*TASK STATEMENT*:
Using the material below, copy every line where "content" appears.

*DATA SUPPLIED*:
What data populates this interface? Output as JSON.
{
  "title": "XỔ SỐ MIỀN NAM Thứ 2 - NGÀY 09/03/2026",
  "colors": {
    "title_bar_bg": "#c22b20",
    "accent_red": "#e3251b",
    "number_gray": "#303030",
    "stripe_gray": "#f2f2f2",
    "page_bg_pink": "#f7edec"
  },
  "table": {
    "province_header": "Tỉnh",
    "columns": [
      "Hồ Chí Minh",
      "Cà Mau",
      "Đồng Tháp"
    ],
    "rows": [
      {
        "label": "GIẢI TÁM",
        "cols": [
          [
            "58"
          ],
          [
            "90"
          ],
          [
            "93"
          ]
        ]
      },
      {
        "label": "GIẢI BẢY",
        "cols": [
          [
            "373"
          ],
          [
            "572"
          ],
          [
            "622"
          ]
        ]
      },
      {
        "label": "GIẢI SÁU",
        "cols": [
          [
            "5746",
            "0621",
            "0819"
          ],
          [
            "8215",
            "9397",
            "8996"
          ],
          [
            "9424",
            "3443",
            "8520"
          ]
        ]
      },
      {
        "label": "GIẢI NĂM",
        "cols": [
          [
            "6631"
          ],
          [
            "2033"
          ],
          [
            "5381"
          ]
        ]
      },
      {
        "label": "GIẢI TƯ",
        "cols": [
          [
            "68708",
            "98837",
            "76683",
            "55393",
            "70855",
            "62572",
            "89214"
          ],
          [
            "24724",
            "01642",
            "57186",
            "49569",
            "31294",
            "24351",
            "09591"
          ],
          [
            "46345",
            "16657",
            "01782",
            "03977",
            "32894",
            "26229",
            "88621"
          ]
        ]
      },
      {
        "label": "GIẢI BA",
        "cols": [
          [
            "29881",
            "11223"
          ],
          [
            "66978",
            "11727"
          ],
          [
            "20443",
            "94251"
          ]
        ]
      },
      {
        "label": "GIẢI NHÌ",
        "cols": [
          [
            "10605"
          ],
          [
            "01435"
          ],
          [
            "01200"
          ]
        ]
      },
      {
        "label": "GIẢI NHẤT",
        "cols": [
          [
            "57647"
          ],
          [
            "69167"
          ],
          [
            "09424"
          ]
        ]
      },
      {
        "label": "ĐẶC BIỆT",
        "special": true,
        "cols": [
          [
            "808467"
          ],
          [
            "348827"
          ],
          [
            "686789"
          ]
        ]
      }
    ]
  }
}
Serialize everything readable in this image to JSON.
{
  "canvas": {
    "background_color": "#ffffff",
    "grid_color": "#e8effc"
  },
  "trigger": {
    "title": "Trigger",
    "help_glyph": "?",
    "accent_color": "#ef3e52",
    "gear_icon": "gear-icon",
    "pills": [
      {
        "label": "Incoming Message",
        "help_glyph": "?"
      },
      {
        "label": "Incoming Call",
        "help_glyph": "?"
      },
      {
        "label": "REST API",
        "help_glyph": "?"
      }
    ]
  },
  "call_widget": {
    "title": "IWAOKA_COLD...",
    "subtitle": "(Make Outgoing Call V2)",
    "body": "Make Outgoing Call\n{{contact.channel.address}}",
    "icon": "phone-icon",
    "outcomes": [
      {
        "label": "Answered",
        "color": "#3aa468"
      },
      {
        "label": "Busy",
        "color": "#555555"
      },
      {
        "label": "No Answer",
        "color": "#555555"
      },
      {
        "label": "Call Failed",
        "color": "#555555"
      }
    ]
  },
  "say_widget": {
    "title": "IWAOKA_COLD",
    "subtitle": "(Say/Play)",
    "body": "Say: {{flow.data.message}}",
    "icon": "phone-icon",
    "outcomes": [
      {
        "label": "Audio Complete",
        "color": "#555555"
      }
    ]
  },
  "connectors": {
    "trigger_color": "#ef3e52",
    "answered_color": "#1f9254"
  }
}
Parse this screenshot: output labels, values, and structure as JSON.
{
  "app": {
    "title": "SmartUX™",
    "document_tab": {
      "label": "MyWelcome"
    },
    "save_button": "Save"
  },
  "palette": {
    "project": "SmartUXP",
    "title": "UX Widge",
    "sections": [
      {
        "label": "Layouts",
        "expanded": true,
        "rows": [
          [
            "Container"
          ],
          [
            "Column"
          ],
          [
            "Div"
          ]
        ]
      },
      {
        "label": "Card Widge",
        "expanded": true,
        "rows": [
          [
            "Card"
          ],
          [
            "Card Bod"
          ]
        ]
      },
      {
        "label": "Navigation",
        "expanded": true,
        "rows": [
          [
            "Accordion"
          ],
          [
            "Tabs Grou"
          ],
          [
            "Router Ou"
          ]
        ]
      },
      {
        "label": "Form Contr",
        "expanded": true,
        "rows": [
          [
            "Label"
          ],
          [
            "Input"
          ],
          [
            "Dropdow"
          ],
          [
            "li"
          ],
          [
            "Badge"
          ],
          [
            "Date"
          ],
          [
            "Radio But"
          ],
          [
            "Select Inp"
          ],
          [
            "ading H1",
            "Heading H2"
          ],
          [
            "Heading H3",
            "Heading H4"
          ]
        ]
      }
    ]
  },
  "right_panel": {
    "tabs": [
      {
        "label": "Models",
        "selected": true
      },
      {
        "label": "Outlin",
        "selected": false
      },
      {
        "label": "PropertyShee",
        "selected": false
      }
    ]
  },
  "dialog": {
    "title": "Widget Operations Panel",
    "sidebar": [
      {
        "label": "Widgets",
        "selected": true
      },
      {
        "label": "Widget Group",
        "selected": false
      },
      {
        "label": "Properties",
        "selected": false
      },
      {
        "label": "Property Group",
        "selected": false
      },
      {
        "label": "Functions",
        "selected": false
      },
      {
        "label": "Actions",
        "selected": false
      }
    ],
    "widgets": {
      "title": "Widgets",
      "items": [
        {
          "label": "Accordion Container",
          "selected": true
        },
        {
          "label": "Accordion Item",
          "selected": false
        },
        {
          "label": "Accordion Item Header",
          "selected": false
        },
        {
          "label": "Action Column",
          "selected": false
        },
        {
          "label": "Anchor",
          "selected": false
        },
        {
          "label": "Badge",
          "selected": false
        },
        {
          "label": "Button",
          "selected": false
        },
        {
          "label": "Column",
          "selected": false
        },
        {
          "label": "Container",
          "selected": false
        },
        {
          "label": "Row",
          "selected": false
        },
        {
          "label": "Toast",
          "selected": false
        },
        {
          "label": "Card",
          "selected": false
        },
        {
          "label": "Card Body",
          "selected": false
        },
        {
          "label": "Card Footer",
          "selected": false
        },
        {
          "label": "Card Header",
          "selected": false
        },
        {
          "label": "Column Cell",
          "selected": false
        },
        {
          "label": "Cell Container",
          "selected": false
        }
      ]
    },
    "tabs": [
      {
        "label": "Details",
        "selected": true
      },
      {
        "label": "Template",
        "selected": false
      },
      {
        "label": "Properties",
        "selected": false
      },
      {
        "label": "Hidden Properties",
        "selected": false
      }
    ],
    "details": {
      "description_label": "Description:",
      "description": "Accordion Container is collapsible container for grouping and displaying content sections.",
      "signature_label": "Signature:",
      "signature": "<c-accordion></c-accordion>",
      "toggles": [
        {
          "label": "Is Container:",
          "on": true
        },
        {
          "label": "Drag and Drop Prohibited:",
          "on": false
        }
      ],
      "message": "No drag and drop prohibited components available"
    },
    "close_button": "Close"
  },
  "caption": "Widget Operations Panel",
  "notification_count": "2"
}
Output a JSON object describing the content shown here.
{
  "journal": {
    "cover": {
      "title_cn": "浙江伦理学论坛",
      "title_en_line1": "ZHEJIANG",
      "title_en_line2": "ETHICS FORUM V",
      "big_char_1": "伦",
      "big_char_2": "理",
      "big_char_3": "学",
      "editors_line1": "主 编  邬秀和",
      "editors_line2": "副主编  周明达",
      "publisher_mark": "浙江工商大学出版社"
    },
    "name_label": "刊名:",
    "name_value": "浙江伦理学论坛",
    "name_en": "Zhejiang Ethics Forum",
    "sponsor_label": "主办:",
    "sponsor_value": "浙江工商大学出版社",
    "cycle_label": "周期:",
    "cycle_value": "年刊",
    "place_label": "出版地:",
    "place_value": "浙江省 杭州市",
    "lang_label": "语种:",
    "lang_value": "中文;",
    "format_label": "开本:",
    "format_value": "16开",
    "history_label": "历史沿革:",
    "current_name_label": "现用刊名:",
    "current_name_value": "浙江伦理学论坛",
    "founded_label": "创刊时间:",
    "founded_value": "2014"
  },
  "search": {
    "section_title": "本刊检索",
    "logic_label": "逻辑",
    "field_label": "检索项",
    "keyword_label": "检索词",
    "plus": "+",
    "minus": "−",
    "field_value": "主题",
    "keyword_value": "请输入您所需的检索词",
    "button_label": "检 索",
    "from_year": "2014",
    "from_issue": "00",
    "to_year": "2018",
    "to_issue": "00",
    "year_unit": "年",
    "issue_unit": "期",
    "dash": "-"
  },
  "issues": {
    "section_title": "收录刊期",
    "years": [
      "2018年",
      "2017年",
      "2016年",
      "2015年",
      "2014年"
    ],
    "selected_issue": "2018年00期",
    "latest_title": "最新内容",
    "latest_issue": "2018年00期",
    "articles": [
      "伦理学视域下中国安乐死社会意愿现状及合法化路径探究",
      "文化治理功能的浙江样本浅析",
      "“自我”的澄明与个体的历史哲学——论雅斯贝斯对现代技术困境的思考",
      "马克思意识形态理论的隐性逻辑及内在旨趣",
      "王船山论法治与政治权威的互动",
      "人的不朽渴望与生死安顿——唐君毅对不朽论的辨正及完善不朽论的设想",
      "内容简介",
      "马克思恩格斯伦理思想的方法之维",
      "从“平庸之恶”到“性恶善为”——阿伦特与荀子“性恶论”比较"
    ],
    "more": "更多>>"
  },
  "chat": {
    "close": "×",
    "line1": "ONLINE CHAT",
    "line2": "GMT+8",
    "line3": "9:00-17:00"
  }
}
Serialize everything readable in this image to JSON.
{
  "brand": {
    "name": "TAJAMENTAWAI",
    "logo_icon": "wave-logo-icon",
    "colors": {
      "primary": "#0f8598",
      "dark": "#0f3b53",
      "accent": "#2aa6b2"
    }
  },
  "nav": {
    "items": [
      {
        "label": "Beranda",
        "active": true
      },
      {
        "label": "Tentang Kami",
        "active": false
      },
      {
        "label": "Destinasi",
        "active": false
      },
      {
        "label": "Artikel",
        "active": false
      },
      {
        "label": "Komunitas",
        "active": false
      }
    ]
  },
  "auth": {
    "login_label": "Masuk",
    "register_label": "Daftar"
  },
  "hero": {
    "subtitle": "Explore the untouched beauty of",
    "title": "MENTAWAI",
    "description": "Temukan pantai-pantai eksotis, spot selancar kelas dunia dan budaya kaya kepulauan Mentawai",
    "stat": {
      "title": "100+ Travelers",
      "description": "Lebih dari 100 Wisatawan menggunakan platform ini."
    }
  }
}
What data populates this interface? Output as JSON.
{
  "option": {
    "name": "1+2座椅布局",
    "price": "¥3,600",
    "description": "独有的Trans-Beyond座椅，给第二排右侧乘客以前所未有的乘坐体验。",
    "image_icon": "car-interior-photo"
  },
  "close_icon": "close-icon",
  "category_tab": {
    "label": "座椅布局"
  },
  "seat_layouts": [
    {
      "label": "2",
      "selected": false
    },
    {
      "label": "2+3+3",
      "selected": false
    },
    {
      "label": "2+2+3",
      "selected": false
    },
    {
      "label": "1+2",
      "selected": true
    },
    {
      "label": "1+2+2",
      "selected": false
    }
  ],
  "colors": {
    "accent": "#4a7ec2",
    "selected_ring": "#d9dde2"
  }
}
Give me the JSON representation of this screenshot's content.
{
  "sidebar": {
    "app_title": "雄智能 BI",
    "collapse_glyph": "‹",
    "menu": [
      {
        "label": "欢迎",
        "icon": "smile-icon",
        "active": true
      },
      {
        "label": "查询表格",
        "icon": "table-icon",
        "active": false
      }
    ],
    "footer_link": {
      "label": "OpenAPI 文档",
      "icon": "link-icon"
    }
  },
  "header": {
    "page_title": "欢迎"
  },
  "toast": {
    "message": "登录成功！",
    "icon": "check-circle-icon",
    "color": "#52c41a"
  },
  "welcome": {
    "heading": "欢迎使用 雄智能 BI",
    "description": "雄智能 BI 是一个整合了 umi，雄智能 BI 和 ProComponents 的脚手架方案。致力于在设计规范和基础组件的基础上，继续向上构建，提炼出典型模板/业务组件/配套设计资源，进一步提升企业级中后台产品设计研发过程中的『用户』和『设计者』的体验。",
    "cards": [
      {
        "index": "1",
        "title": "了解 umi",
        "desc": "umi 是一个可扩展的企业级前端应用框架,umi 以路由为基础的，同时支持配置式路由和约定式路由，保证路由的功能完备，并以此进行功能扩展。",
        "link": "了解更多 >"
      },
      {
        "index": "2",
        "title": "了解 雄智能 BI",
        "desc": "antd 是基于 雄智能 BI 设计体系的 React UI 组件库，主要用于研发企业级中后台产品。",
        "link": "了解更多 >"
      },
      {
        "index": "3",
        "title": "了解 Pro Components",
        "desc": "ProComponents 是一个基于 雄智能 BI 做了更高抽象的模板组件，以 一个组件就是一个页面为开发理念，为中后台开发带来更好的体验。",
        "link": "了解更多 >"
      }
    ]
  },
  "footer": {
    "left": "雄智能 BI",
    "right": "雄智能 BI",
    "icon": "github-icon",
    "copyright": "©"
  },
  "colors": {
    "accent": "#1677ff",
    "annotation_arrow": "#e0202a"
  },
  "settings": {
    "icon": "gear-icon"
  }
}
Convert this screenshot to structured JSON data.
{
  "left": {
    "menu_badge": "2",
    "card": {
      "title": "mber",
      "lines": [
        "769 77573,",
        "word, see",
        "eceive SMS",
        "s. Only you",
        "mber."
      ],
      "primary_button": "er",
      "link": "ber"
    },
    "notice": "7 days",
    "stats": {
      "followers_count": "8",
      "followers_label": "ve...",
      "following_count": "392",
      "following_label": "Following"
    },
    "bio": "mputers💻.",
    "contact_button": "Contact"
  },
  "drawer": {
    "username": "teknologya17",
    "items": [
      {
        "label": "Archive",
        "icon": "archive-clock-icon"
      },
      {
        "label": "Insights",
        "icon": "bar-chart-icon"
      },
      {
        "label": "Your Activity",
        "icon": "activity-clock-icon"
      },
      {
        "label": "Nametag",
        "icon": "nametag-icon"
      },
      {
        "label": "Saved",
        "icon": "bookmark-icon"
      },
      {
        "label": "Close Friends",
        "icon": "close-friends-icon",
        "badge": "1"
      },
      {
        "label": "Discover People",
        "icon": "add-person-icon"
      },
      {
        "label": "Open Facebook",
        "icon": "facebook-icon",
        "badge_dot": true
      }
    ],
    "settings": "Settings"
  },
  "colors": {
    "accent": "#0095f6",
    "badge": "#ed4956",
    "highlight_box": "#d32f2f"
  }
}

*COMPLETE ANSWER*:
      "description": "Accordion Container is collapsible container for grouping and displaying content sections.",
Output a JSON object describing the content shown here.
Give me the JSON representation of this screenshot's content.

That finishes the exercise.